__RECORD LIST__:
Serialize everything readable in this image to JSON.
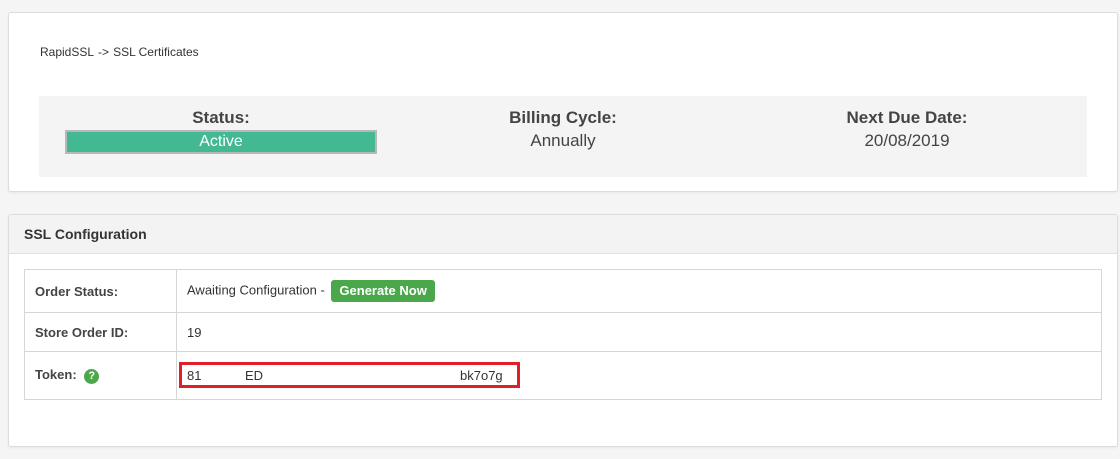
{
  "breadcrumb": {
    "parent": "RapidSSL",
    "separator": "->",
    "current": "SSL Certificates"
  },
  "summary": {
    "status_label": "Status:",
    "status_value": "Active",
    "billing_label": "Billing Cycle:",
    "billing_value": "Annually",
    "due_label": "Next Due Date:",
    "due_value": "20/08/2019"
  },
  "config": {
    "title": "SSL Configuration",
    "rows": [
      {
        "label": "Order Status:",
        "value": "Awaiting Configuration -",
        "button": "Generate Now"
      },
      {
        "label": "Store Order ID:",
        "value": "19"
      },
      {
        "label": "Token:",
        "token_parts": [
          "81",
          "ED",
          "bk7o7g"
        ]
      }
    ],
    "help_icon_glyph": "?"
  },
  "colors": {
    "status_active": "#43b993",
    "button_green": "#4aa84a",
    "highlight_red": "#e02028"
  }
}
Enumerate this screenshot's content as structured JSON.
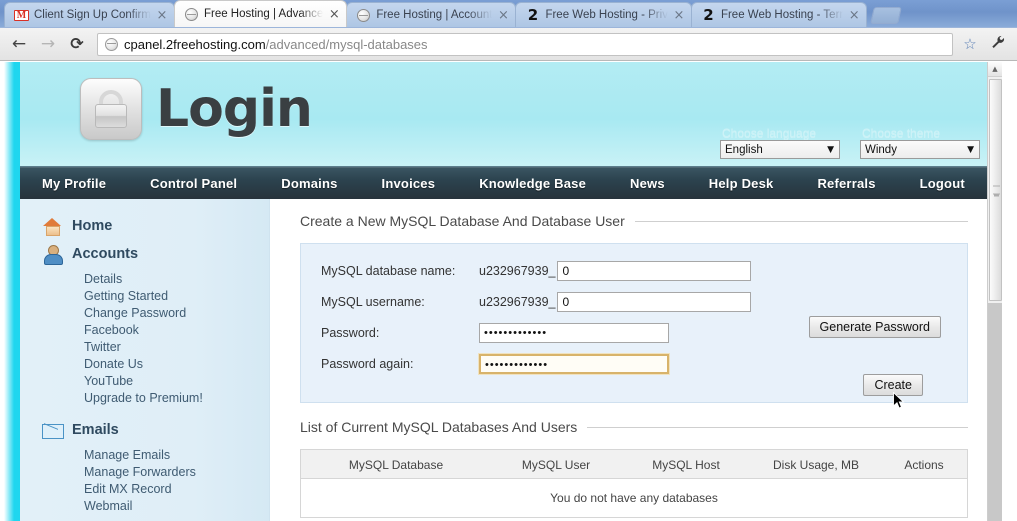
{
  "browser": {
    "tabs": [
      {
        "title": "Client Sign Up Confirm",
        "favicon": "gmail-icon",
        "active": false
      },
      {
        "title": "Free Hosting | Advance",
        "favicon": "globe-icon",
        "active": true
      },
      {
        "title": "Free Hosting | Account",
        "favicon": "globe-icon",
        "active": false
      },
      {
        "title": "Free Web Hosting - Priv",
        "favicon": "two-icon",
        "active": false
      },
      {
        "title": "Free Web Hosting - Terr",
        "favicon": "two-icon",
        "active": false
      }
    ],
    "nav": {
      "back": "←",
      "forward": "→",
      "reload": "⟳"
    },
    "omnibox": {
      "host": "cpanel.2freehosting.com",
      "path": "/advanced/mysql-databases",
      "icon": "globe-icon"
    },
    "star": "☆",
    "wrench": "🔧"
  },
  "site_header": {
    "logo_text": "Login",
    "logo_icon": "padlock-icon",
    "language": {
      "label": "Choose language",
      "value": "English",
      "arrow": "▼"
    },
    "theme": {
      "label": "Choose theme",
      "value": "Windy",
      "arrow": "▼"
    }
  },
  "navbar": {
    "items": [
      "My Profile",
      "Control Panel",
      "Domains",
      "Invoices",
      "Knowledge Base",
      "News",
      "Help Desk",
      "Referrals",
      "Logout"
    ]
  },
  "sidebar": {
    "groups": [
      {
        "label": "Home",
        "icon": "home-icon",
        "links": []
      },
      {
        "label": "Accounts",
        "icon": "user-icon",
        "links": [
          "Details",
          "Getting Started",
          "Change Password",
          "Facebook",
          "Twitter",
          "Donate Us",
          "YouTube",
          "Upgrade to Premium!"
        ]
      },
      {
        "label": "Emails",
        "icon": "mail-icon",
        "links": [
          "Manage Emails",
          "Manage Forwarders",
          "Edit MX Record",
          "Webmail"
        ]
      }
    ]
  },
  "main": {
    "create_section": {
      "title": "Create a New MySQL Database And Database User",
      "rows": [
        {
          "label": "MySQL database name:",
          "prefix": "u232967939_",
          "value": "0"
        },
        {
          "label": "MySQL username:",
          "prefix": "u232967939_",
          "value": "0"
        },
        {
          "label": "Password:",
          "value": "•••••••••••••"
        },
        {
          "label": "Password again:",
          "value": "•••••••••••••"
        }
      ],
      "generate_password_label": "Generate Password",
      "create_label": "Create"
    },
    "list_section": {
      "title": "List of Current MySQL Databases And Users",
      "columns": [
        "MySQL Database",
        "MySQL User",
        "MySQL Host",
        "Disk Usage, MB",
        "Actions"
      ],
      "empty_message": "You do not have any databases"
    }
  },
  "colors": {
    "page_accent": "#1fd6ef",
    "header_band": "#a8e9f2",
    "navbar": "#2c434f",
    "sidebar": "#dfeef7",
    "panel": "#e8f1fa",
    "focus_border": "#d8b36a"
  }
}
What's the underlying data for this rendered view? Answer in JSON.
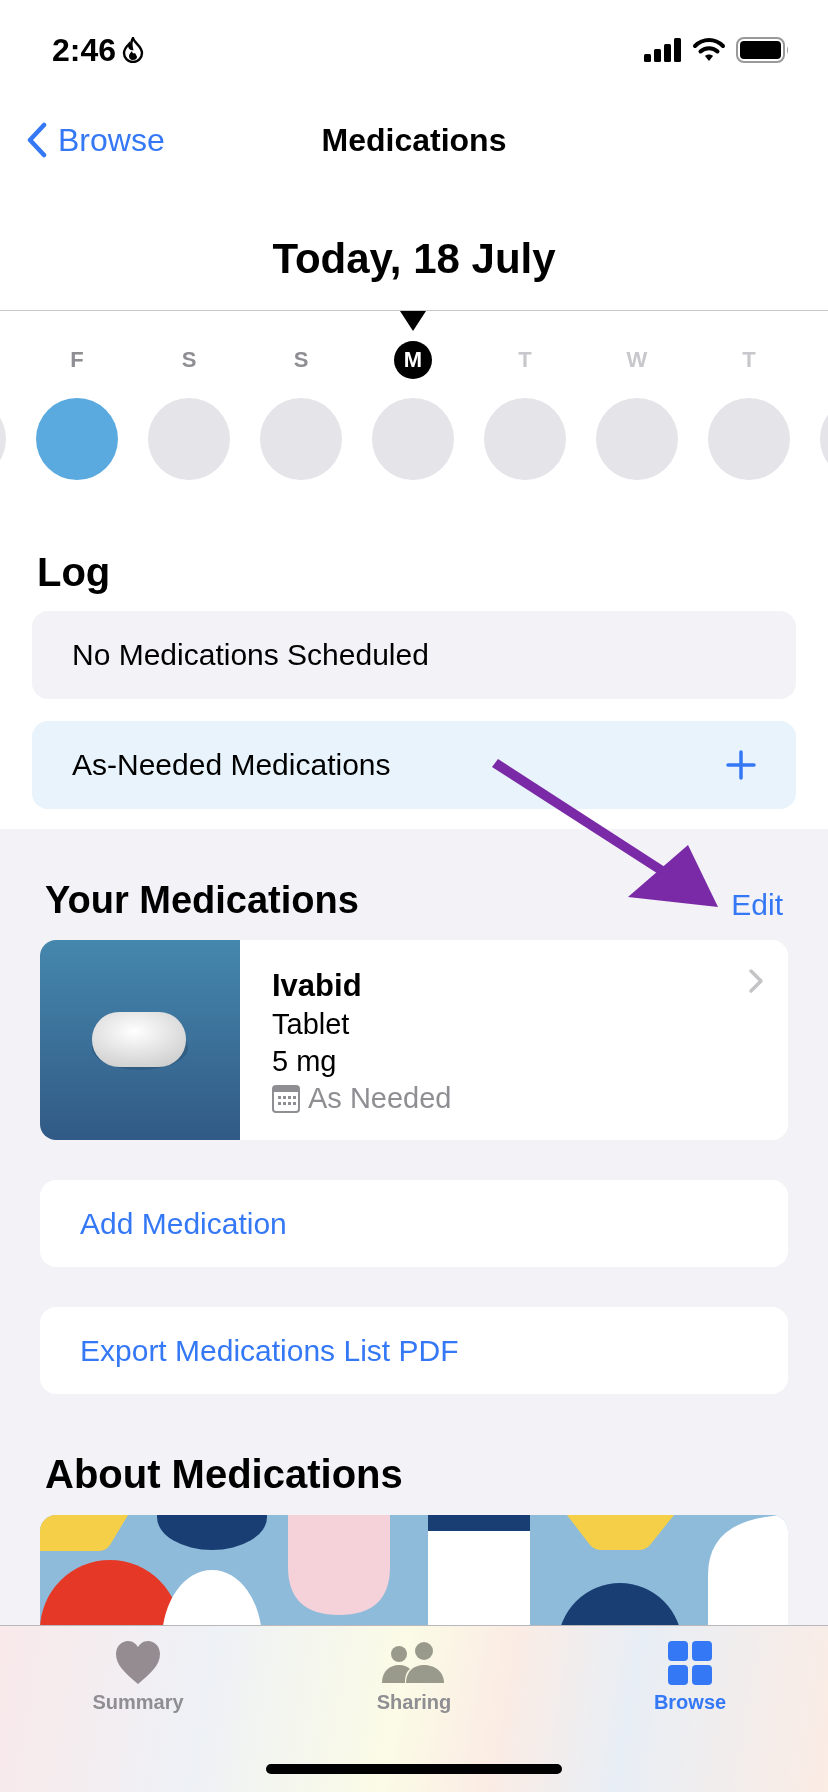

__GIVEN INSTRUCTION__:
Write the records out again in full, exactly, and skip every picture.

__TASK RESPONSE__:
Serialize everything readable in this image to JSON.
{
  "breadcrumb": {
    "parent": "RapidSSL",
    "separator": "->",
    "current": "SSL Certificates"
  },
  "summary": {
    "status_label": "Status:",
    "status_value": "Active",
    "billing_label": "Billing Cycle:",
    "billing_value": "Annually",
    "due_label": "Next Due Date:",
    "due_value": "20/08/2019"
  },
  "config": {
    "title": "SSL Configuration",
    "rows": [
      {
        "label": "Order Status:",
        "value": "Awaiting Configuration -",
        "button": "Generate Now"
      },
      {
        "label": "Store Order ID:",
        "value": "19"
      },
      {
        "label": "Token:",
        "token_parts": [
          "81",
          "ED",
          "bk7o7g"
        ]
      }
    ],
    "help_icon_glyph": "?"
  },
  "colors": {
    "status_active": "#43b993",
    "button_green": "#4aa84a",
    "highlight_red": "#e02028"
  }
}
Enumerate this screenshot's content as structured JSON.
{
  "browser": {
    "tabs": [
      {
        "title": "Client Sign Up Confirm",
        "favicon": "gmail-icon",
        "active": false
      },
      {
        "title": "Free Hosting | Advance",
        "favicon": "globe-icon",
        "active": true
      },
      {
        "title": "Free Hosting | Account",
        "favicon": "globe-icon",
        "active": false
      },
      {
        "title": "Free Web Hosting - Priv",
        "favicon": "two-icon",
        "active": false
      },
      {
        "title": "Free Web Hosting - Terr",
        "favicon": "two-icon",
        "active": false
      }
    ],
    "nav": {
      "back": "←",
      "forward": "→",
      "reload": "⟳"
    },
    "omnibox": {
      "host": "cpanel.2freehosting.com",
      "path": "/advanced/mysql-databases",
      "icon": "globe-icon"
    },
    "star": "☆",
    "wrench": "🔧"
  },
  "site_header": {
    "logo_text": "Login",
    "logo_icon": "padlock-icon",
    "language": {
      "label": "Choose language",
      "value": "English",
      "arrow": "▼"
    },
    "theme": {
      "label": "Choose theme",
      "value": "Windy",
      "arrow": "▼"
    }
  },
  "navbar": {
    "items": [
      "My Profile",
      "Control Panel",
      "Domains",
      "Invoices",
      "Knowledge Base",
      "News",
      "Help Desk",
      "Referrals",
      "Logout"
    ]
  },
  "sidebar": {
    "groups": [
      {
        "label": "Home",
        "icon": "home-icon",
        "links": []
      },
      {
        "label": "Accounts",
        "icon": "user-icon",
        "links": [
          "Details",
          "Getting Started",
          "Change Password",
          "Facebook",
          "Twitter",
          "Donate Us",
          "YouTube",
          "Upgrade to Premium!"
        ]
      },
      {
        "label": "Emails",
        "icon": "mail-icon",
        "links": [
          "Manage Emails",
          "Manage Forwarders",
          "Edit MX Record",
          "Webmail"
        ]
      }
    ]
  },
  "main": {
    "create_section": {
      "title": "Create a New MySQL Database And Database User",
      "rows": [
        {
          "label": "MySQL database name:",
          "prefix": "u232967939_",
          "value": "0"
        },
        {
          "label": "MySQL username:",
          "prefix": "u232967939_",
          "value": "0"
        },
        {
          "label": "Password:",
          "value": "•••••••••••••"
        },
        {
          "label": "Password again:",
          "value": "•••••••••••••"
        }
      ],
      "generate_password_label": "Generate Password",
      "create_label": "Create"
    },
    "list_section": {
      "title": "List of Current MySQL Databases And Users",
      "columns": [
        "MySQL Database",
        "MySQL User",
        "MySQL Host",
        "Disk Usage, MB",
        "Actions"
      ],
      "empty_message": "You do not have any databases"
    }
  },
  "colors": {
    "page_accent": "#1fd6ef",
    "header_band": "#a8e9f2",
    "navbar": "#2c434f",
    "sidebar": "#dfeef7",
    "panel": "#e8f1fa",
    "focus_border": "#d8b36a"
  }
}
What's the underlying data for this rendered view? Answer in JSON.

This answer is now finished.